◆ What is asked:
Copy all the data exactly, except the pictures.

(Records contained in a dataset)
<<<<

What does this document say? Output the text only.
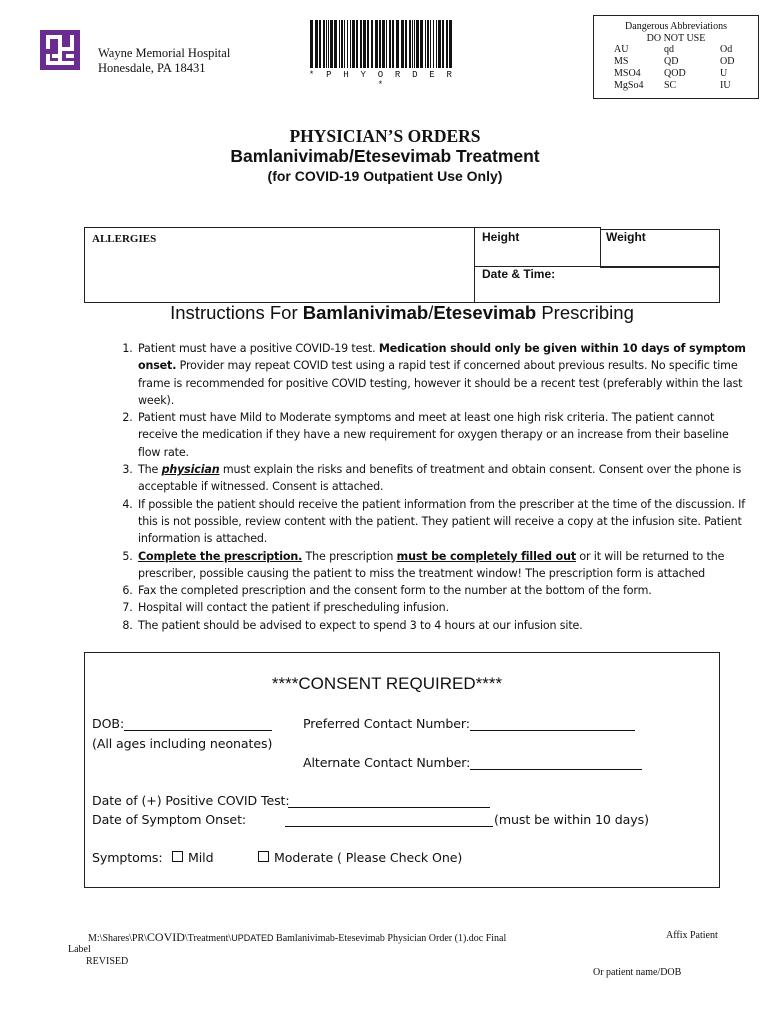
Wayne Memorial Hospital
Honesdale, PA 18431	* P H Y O R D E R *
Dangerous Abbreviations
DO NOT USE
AU	qd	Od
MS	QD	OD
MSO4	QOD	U
MgSo4	SC	IU
PHYSICIAN’S ORDERS
Bamlanivimab/Etesevimab Treatment
(for COVID-19 Outpatient Use Only)
ALLERGIES	Height	Weight
Date & Time:
Instructions For Bamlanivimab/Etesevimab Prescribing
1. Patient must have a positive COVID-19 test. Medication should only be given within 10 days of symptom onset. Provider may repeat COVID test using a rapid test if concerned about previous results. No specific time frame is recommended for positive COVID testing, however it should be a recent test (preferably within the last week).
2. Patient must have Mild to Moderate symptoms and meet at least one high risk criteria. The patient cannot receive the medication if they have a new requirement for oxygen therapy or an increase from their baseline flow rate.
3. The physician must explain the risks and benefits of treatment and obtain consent. Consent over the phone is acceptable if witnessed. Consent is attached.
4. If possible the patient should receive the patient information from the prescriber at the time of the discussion. If this is not possible, review content with the patient. They patient will receive a copy at the infusion site. Patient information is attached.
5. Complete the prescription. The prescription must be completely filled out or it will be returned to the prescriber, possible causing the patient to miss the treatment window! The prescription form is attached
6. Fax the completed prescription and the consent form to the number at the bottom of the form.
7. Hospital will contact the patient if prescheduling infusion.
8. The patient should be advised to expect to spend 3 to 4 hours at our infusion site.
****CONSENT REQUIRED****
DOB:
(All ages including neonates)
Preferred Contact Number:
Alternate Contact Number:
Date of (+) Positive COVID Test:
Date of Symptom Onset:	(must be within 10 days)
Symptoms:	Mild	Moderate ( Please Check One)
M:\Shares\PR\COVID\Treatment\UPDATED Bamlanivimab-Etesevimab Physician Order (1).doc Final
Label
REVISED
Affix Patient
Or patient name/DOB
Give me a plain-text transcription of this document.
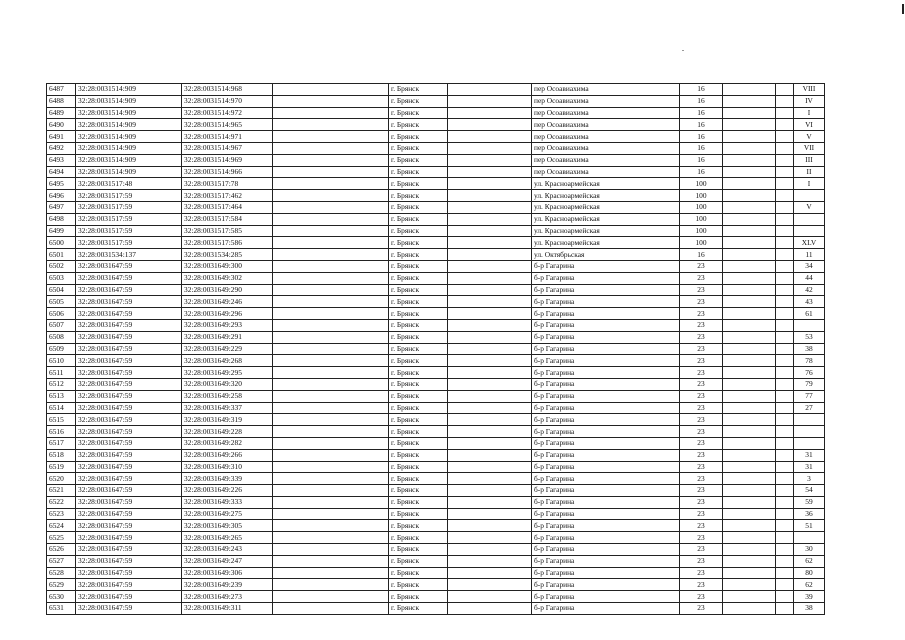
6487	32:28:0031514:909	32:28:0031514:968		г. Брянск		пер Осоавиахима	16			VIII
6488	32:28:0031514:909	32:28:0031514:970		г. Брянск		пер Осоавиахима	16			IV
6489	32:28:0031514:909	32:28:0031514:972		г. Брянск		пер Осоавиахима	16			I
6490	32:28:0031514:909	32:28:0031514:965		г. Брянск		пер Осоавиахима	16			VI
6491	32:28:0031514:909	32:28:0031514:971		г. Брянск		пер Осоавиахима	16			V
6492	32:28:0031514:909	32:28:0031514:967		г. Брянск		пер Осоавиахима	16			VII
6493	32:28:0031514:909	32:28:0031514:969		г. Брянск		пер Осоавиахима	16			III
6494	32:28:0031514:909	32:28:0031514:966		г. Брянск		пер Осоавиахима	16			II
6495	32:28:0031517:48	32:28:0031517:78		г. Брянск		ул. Красноармейская	100			I
6496	32:28:0031517:59	32:28:0031517:462		г. Брянск		ул. Красноармейская	100			
6497	32:28:0031517:59	32:28:0031517:464		г. Брянск		ул. Красноармейская	100			V
6498	32:28:0031517:59	32:28:0031517:584		г. Брянск		ул. Красноармейская	100			
6499	32:28:0031517:59	32:28:0031517:585		г. Брянск		ул. Красноармейская	100			
6500	32:28:0031517:59	32:28:0031517:586		г. Брянск		ул. Красноармейская	100			XLV
6501	32:28:0031534:137	32:28:0031534:285		г. Брянск		ул. Октябрьская	16			11
6502	32:28:0031647:59	32:28:0031649:300		г. Брянск		б-р Гагарина	23			34
6503	32:28:0031647:59	32:28:0031649:302		г. Брянск		б-р Гагарина	23			44
6504	32:28:0031647:59	32:28:0031649:290		г. Брянск		б-р Гагарина	23			42
6505	32:28:0031647:59	32:28:0031649:246		г. Брянск		б-р Гагарина	23			43
6506	32:28:0031647:59	32:28:0031649:296		г. Брянск		б-р Гагарина	23			61
6507	32:28:0031647:59	32:28:0031649:293		г. Брянск		б-р Гагарина	23			
6508	32:28:0031647:59	32:28:0031649:291		г. Брянск		б-р Гагарина	23			53
6509	32:28:0031647:59	32:28:0031649:229		г. Брянск		б-р Гагарина	23			38
6510	32:28:0031647:59	32:28:0031649:268		г. Брянск		б-р Гагарина	23			78
6511	32:28:0031647:59	32:28:0031649:295		г. Брянск		б-р Гагарина	23			76
6512	32:28:0031647:59	32:28:0031649:320		г. Брянск		б-р Гагарина	23			79
6513	32:28:0031647:59	32:28:0031649:258		г. Брянск		б-р Гагарина	23			77
6514	32:28:0031647:59	32:28:0031649:337		г. Брянск		б-р Гагарина	23			27
6515	32:28:0031647:59	32:28:0031649:319		г. Брянск		б-р Гагарина	23			
6516	32:28:0031647:59	32:28:0031649:228		г. Брянск		б-р Гагарина	23			
6517	32:28:0031647:59	32:28:0031649:282		г. Брянск		б-р Гагарина	23			
6518	32:28:0031647:59	32:28:0031649:266		г. Брянск		б-р Гагарина	23			31
6519	32:28:0031647:59	32:28:0031649:310		г. Брянск		б-р Гагарина	23			31
6520	32:28:0031647:59	32:28:0031649:339		г. Брянск		б-р Гагарина	23			3
6521	32:28:0031647:59	32:28:0031649:226		г. Брянск		б-р Гагарина	23			54
6522	32:28:0031647:59	32:28:0031649:333		г. Брянск		б-р Гагарина	23			59
6523	32:28:0031647:59	32:28:0031649:275		г. Брянск		б-р Гагарина	23			36
6524	32:28:0031647:59	32:28:0031649:305		г. Брянск		б-р Гагарина	23			51
6525	32:28:0031647:59	32:28:0031649:265		г. Брянск		б-р Гагарина	23			
6526	32:28:0031647:59	32:28:0031649:243		г. Брянск		б-р Гагарина	23			30
6527	32:28:0031647:59	32:28:0031649:247		г. Брянск		б-р Гагарина	23			62
6528	32:28:0031647:59	32:28:0031649:306		г. Брянск		б-р Гагарина	23			80
6529	32:28:0031647:59	32:28:0031649:239		г. Брянск		б-р Гагарина	23			62
6530	32:28:0031647:59	32:28:0031649:273		г. Брянск		б-р Гагарина	23			39
6531	32:28:0031647:59	32:28:0031649:311		г. Брянск		б-р Гагарина	23			38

>>>>

◆ Answer below:
What does this document say? Output the text only.
Wayne Memorial Hospital
Honesdale, PA 18431	* P H Y O R D E R *
Dangerous Abbreviations
DO NOT USE
AU	qd	Od
MS	QD	OD
MSO4	QOD	U
MgSo4	SC	IU
PHYSICIAN’S ORDERS
Bamlanivimab/Etesevimab Treatment
(for COVID-19 Outpatient Use Only)
ALLERGIES	Height	Weight
Date & Time:
Instructions For Bamlanivimab/Etesevimab Prescribing
1. Patient must have a positive COVID-19 test. Medication should only be given within 10 days of symptom onset. Provider may repeat COVID test using a rapid test if concerned about previous results. No specific time frame is recommended for positive COVID testing, however it should be a recent test (preferably within the last week).
2. Patient must have Mild to Moderate symptoms and meet at least one high risk criteria. The patient cannot receive the medication if they have a new requirement for oxygen therapy or an increase from their baseline flow rate.
3. The physician must explain the risks and benefits of treatment and obtain consent. Consent over the phone is acceptable if witnessed. Consent is attached.
4. If possible the patient should receive the patient information from the prescriber at the time of the discussion. If this is not possible, review content with the patient. They patient will receive a copy at the infusion site. Patient information is attached.
5. Complete the prescription. The prescription must be completely filled out or it will be returned to the prescriber, possible causing the patient to miss the treatment window! The prescription form is attached
6. Fax the completed prescription and the consent form to the number at the bottom of the form.
7. Hospital will contact the patient if prescheduling infusion.
8. The patient should be advised to expect to spend 3 to 4 hours at our infusion site.
****CONSENT REQUIRED****
DOB:
(All ages including neonates)
Preferred Contact Number:
Alternate Contact Number:
Date of (+) Positive COVID Test:
Date of Symptom Onset:	(must be within 10 days)
Symptoms:	Mild	Moderate ( Please Check One)
M:\Shares\PR\COVID\Treatment\UPDATED Bamlanivimab-Etesevimab Physician Order (1).doc Final
Label
REVISED
Affix Patient
Or patient name/DOB
Give me a plain-text transcription of this document.
6487	32:28:0031514:909	32:28:0031514:968		г. Брянск		пер Осоавиахима	16			VIII
6488	32:28:0031514:909	32:28:0031514:970		г. Брянск		пер Осоавиахима	16			IV
6489	32:28:0031514:909	32:28:0031514:972		г. Брянск		пер Осоавиахима	16			I
6490	32:28:0031514:909	32:28:0031514:965		г. Брянск		пер Осоавиахима	16			VI
6491	32:28:0031514:909	32:28:0031514:971		г. Брянск		пер Осоавиахима	16			V
6492	32:28:0031514:909	32:28:0031514:967		г. Брянск		пер Осоавиахима	16			VII
6493	32:28:0031514:909	32:28:0031514:969		г. Брянск		пер Осоавиахима	16			III
6494	32:28:0031514:909	32:28:0031514:966		г. Брянск		пер Осоавиахима	16			II
6495	32:28:0031517:48	32:28:0031517:78		г. Брянск		ул. Красноармейская	100			I
6496	32:28:0031517:59	32:28:0031517:462		г. Брянск		ул. Красноармейская	100			
6497	32:28:0031517:59	32:28:0031517:464		г. Брянск		ул. Красноармейская	100			V
6498	32:28:0031517:59	32:28:0031517:584		г. Брянск		ул. Красноармейская	100			
6499	32:28:0031517:59	32:28:0031517:585		г. Брянск		ул. Красноармейская	100			
6500	32:28:0031517:59	32:28:0031517:586		г. Брянск		ул. Красноармейская	100			XLV
6501	32:28:0031534:137	32:28:0031534:285		г. Брянск		ул. Октябрьская	16			11
6502	32:28:0031647:59	32:28:0031649:300		г. Брянск		б-р Гагарина	23			34
6503	32:28:0031647:59	32:28:0031649:302		г. Брянск		б-р Гагарина	23			44
6504	32:28:0031647:59	32:28:0031649:290		г. Брянск		б-р Гагарина	23			42
6505	32:28:0031647:59	32:28:0031649:246		г. Брянск		б-р Гагарина	23			43
6506	32:28:0031647:59	32:28:0031649:296		г. Брянск		б-р Гагарина	23			61
6507	32:28:0031647:59	32:28:0031649:293		г. Брянск		б-р Гагарина	23			
6508	32:28:0031647:59	32:28:0031649:291		г. Брянск		б-р Гагарина	23			53
6509	32:28:0031647:59	32:28:0031649:229		г. Брянск		б-р Гагарина	23			38
6510	32:28:0031647:59	32:28:0031649:268		г. Брянск		б-р Гагарина	23			78
6511	32:28:0031647:59	32:28:0031649:295		г. Брянск		б-р Гагарина	23			76
6512	32:28:0031647:59	32:28:0031649:320		г. Брянск		б-р Гагарина	23			79
6513	32:28:0031647:59	32:28:0031649:258		г. Брянск		б-р Гагарина	23			77
6514	32:28:0031647:59	32:28:0031649:337		г. Брянск		б-р Гагарина	23			27
6515	32:28:0031647:59	32:28:0031649:319		г. Брянск		б-р Гагарина	23			
6516	32:28:0031647:59	32:28:0031649:228		г. Брянск		б-р Гагарина	23			
6517	32:28:0031647:59	32:28:0031649:282		г. Брянск		б-р Гагарина	23			
6518	32:28:0031647:59	32:28:0031649:266		г. Брянск		б-р Гагарина	23			31
6519	32:28:0031647:59	32:28:0031649:310		г. Брянск		б-р Гагарина	23			31
6520	32:28:0031647:59	32:28:0031649:339		г. Брянск		б-р Гагарина	23			3
6521	32:28:0031647:59	32:28:0031649:226		г. Брянск		б-р Гагарина	23			54
6522	32:28:0031647:59	32:28:0031649:333		г. Брянск		б-р Гагарина	23			59
6523	32:28:0031647:59	32:28:0031649:275		г. Брянск		б-р Гагарина	23			36
6524	32:28:0031647:59	32:28:0031649:305		г. Брянск		б-р Гагарина	23			51
6525	32:28:0031647:59	32:28:0031649:265		г. Брянск		б-р Гагарина	23			
6526	32:28:0031647:59	32:28:0031649:243		г. Брянск		б-р Гагарина	23			30
6527	32:28:0031647:59	32:28:0031649:247		г. Брянск		б-р Гагарина	23			62
6528	32:28:0031647:59	32:28:0031649:306		г. Брянск		б-р Гагарина	23			80
6529	32:28:0031647:59	32:28:0031649:239		г. Брянск		б-р Гагарина	23			62
6530	32:28:0031647:59	32:28:0031649:273		г. Брянск		б-р Гагарина	23			39
6531	32:28:0031647:59	32:28:0031649:311		г. Брянск		б-р Гагарина	23			38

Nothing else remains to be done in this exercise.